[Problem to work on]
Copy out every line that contains the word "SNAPSHOT".

[Records to use]
# # # # # # #
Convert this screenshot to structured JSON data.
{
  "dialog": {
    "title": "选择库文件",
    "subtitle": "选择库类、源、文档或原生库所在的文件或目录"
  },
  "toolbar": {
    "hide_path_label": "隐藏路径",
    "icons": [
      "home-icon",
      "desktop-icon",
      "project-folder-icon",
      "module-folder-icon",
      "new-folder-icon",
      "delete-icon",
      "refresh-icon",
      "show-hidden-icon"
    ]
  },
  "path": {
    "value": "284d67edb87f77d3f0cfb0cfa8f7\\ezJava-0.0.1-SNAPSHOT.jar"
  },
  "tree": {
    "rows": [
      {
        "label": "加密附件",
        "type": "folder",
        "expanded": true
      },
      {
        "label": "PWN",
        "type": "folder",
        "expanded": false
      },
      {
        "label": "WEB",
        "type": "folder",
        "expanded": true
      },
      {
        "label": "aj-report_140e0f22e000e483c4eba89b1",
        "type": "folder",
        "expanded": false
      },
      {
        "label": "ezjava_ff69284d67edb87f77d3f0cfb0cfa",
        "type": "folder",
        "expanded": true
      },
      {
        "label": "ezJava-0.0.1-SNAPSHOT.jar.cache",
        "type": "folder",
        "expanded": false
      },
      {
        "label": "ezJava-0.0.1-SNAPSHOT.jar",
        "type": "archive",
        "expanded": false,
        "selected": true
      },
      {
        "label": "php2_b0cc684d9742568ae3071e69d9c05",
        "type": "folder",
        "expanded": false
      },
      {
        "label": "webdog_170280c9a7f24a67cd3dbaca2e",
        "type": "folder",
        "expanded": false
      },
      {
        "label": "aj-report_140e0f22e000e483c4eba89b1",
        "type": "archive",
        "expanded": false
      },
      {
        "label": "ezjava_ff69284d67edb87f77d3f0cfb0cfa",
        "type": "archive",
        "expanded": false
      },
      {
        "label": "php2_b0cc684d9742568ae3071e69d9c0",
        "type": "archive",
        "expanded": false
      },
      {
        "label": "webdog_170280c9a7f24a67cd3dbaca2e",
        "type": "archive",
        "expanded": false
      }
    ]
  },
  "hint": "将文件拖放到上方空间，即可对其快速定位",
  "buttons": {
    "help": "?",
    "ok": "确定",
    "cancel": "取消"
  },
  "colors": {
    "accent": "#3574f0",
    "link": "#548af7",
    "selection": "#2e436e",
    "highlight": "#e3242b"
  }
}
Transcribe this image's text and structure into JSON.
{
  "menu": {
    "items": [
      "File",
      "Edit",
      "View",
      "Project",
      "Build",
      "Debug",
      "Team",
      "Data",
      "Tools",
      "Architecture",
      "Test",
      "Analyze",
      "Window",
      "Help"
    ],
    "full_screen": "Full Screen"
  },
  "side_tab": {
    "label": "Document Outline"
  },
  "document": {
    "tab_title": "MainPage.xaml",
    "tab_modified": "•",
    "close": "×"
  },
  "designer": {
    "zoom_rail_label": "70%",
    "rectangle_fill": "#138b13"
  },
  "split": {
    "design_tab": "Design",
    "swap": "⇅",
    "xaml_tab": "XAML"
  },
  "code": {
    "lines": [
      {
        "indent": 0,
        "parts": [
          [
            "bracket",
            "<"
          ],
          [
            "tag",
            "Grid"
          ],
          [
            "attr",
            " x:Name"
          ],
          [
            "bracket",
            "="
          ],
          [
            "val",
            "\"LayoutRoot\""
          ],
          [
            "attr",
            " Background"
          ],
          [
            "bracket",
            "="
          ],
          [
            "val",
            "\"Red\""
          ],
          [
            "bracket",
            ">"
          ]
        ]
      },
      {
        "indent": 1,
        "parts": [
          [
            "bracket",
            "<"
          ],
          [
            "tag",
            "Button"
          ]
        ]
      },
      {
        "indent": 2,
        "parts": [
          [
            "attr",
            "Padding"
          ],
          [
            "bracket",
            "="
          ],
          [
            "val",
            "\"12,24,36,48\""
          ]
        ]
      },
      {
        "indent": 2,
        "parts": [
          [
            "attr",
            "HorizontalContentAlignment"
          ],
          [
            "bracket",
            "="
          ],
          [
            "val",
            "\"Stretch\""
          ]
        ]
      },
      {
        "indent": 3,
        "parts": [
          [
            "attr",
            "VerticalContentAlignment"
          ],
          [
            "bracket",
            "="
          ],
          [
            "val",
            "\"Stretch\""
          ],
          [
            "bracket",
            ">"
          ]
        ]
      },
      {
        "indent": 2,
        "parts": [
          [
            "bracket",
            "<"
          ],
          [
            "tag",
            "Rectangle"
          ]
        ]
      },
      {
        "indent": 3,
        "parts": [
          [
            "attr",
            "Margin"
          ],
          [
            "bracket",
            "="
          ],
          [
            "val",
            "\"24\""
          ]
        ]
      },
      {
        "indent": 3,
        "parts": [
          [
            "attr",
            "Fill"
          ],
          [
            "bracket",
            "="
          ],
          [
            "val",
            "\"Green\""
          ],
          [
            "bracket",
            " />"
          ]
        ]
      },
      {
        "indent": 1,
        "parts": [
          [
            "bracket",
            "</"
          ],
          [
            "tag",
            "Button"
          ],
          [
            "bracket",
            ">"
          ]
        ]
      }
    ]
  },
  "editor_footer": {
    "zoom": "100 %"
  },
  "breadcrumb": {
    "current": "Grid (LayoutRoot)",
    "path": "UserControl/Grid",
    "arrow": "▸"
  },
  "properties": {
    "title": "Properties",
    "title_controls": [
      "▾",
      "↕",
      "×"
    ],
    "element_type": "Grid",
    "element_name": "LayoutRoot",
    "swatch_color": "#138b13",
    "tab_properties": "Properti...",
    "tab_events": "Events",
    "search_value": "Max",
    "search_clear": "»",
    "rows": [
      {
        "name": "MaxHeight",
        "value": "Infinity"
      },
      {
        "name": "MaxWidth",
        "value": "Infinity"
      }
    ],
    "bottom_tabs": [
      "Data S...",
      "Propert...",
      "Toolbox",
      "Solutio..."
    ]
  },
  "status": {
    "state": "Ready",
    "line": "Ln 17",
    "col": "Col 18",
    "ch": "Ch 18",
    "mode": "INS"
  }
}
# # # # # # #
[Reply]
    "value": "284d67edb87f77d3f0cfb0cfa8f7\\ezJava-0.0.1-SNAPSHOT.jar"
        "label": "ezJava-0.0.1-SNAPSHOT.jar.cache",
        "label": "ezJava-0.0.1-SNAPSHOT.jar",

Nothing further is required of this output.